GOAL:
Return all lines where the word "Zmień" can be found.

--- Begin DATA FOR THE TASK ---

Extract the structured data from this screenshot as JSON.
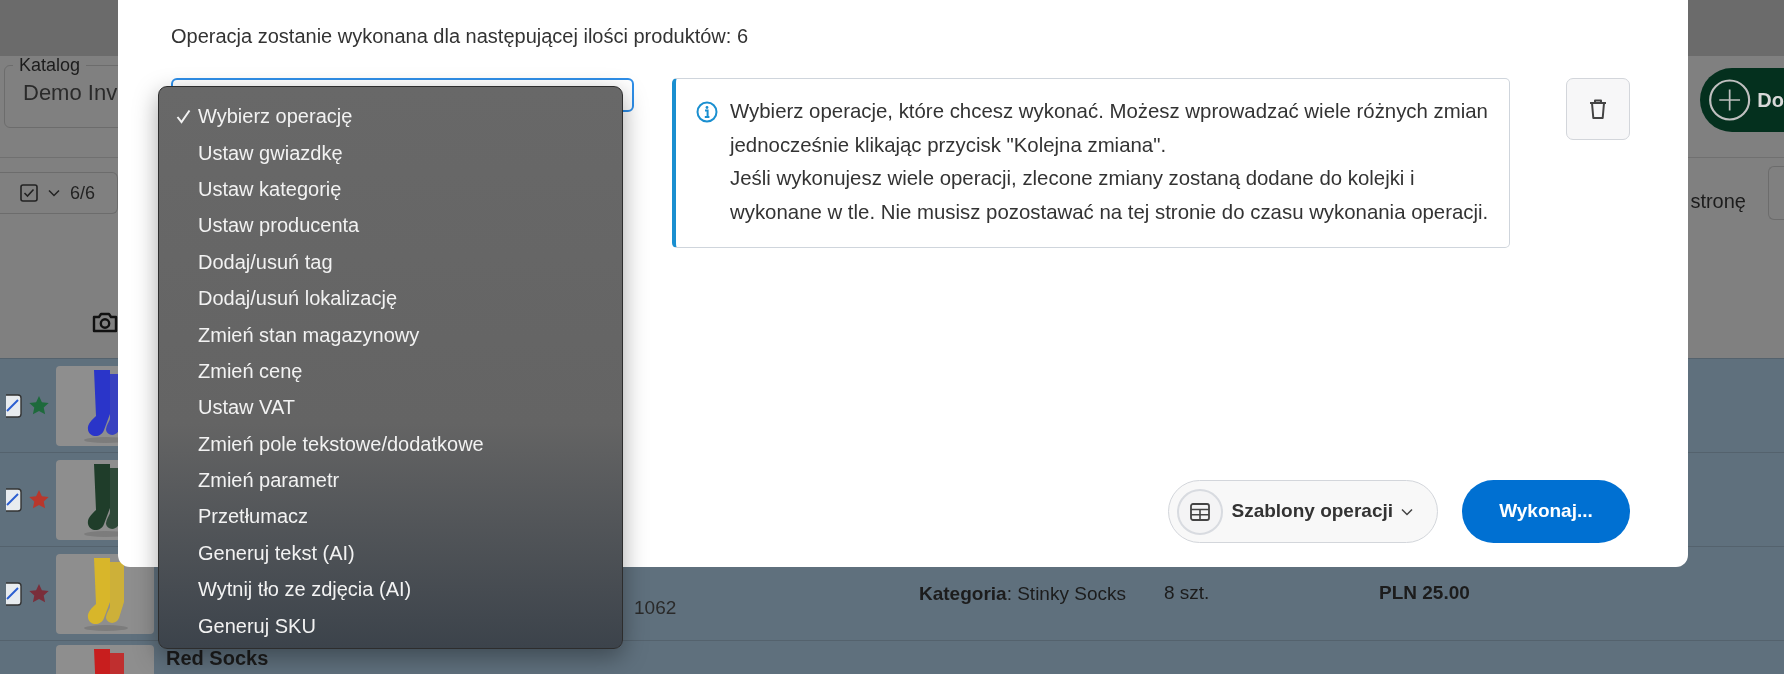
{
  "page": {
    "catalog": {
      "label": "Katalog",
      "value": "Demo Inv"
    },
    "add_button": {
      "label": "Do"
    },
    "selection": {
      "checked": true,
      "count": "6/6"
    },
    "pagination": {
      "label": "stronę"
    },
    "rows": [
      {
        "selected": true,
        "checked": true,
        "star": {
          "color": "#1e6a3c"
        }
      },
      {
        "selected": true,
        "checked": true,
        "star": {
          "color": "#b8372c"
        }
      },
      {
        "selected": true,
        "checked": true,
        "star": {
          "color": "#7a2e3a"
        },
        "code": "1062",
        "category": "**Kategoria**: Stinky Socks",
        "stock": "8 szt.",
        "price": "PLN 25.00"
      },
      {
        "selected": true,
        "name": "Red Socks"
      }
    ]
  },
  "modal": {
    "summary": "Operacja zostanie wykonana dla następującej ilości produktów: 6",
    "operation_select": {
      "options": [
        {
          "label": "Wybierz operację",
          "selected": true
        },
        {
          "label": "Ustaw gwiazdkę",
          "selected": false
        },
        {
          "label": "Ustaw kategorię",
          "selected": false
        },
        {
          "label": "Ustaw producenta",
          "selected": false
        },
        {
          "label": "Dodaj/usuń tag",
          "selected": false
        },
        {
          "label": "Dodaj/usuń lokalizację",
          "selected": false
        },
        {
          "label": "Zmień stan magazynowy",
          "selected": false
        },
        {
          "label": "Zmień cenę",
          "selected": false
        },
        {
          "label": "Ustaw VAT",
          "selected": false
        },
        {
          "label": "Zmień pole tekstowe/dodatkowe",
          "selected": false
        },
        {
          "label": "Zmień parametr",
          "selected": false
        },
        {
          "label": "Przetłumacz",
          "selected": false
        },
        {
          "label": "Generuj tekst (AI)",
          "selected": false
        },
        {
          "label": "Wytnij tło ze zdjęcia (AI)",
          "selected": false
        },
        {
          "label": "Generuj SKU",
          "selected": false
        }
      ]
    },
    "info": [
      "Wybierz operacje, które chcesz wykonać. Możesz wprowadzać wiele różnych zmian jednocześnie klikając przycisk \"Kolejna zmiana\".",
      "Jeśli wykonujesz wiele operacji, zlecone zmiany zostaną dodane do kolejki i wykonane w tle. Nie musisz pozostawać na tej stronie do czasu wykonania operacji."
    ],
    "templates_button": "Szablony operacji",
    "execute_button": "Wykonaj..."
  }
}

--- End DATA FOR THE TASK ---

OUTPUT OF THE EXERCISE:
          "label": "Zmień stan magazynowy",
          "label": "Zmień cenę",
          "label": "Zmień pole tekstowe/dodatkowe",
          "label": "Zmień parametr",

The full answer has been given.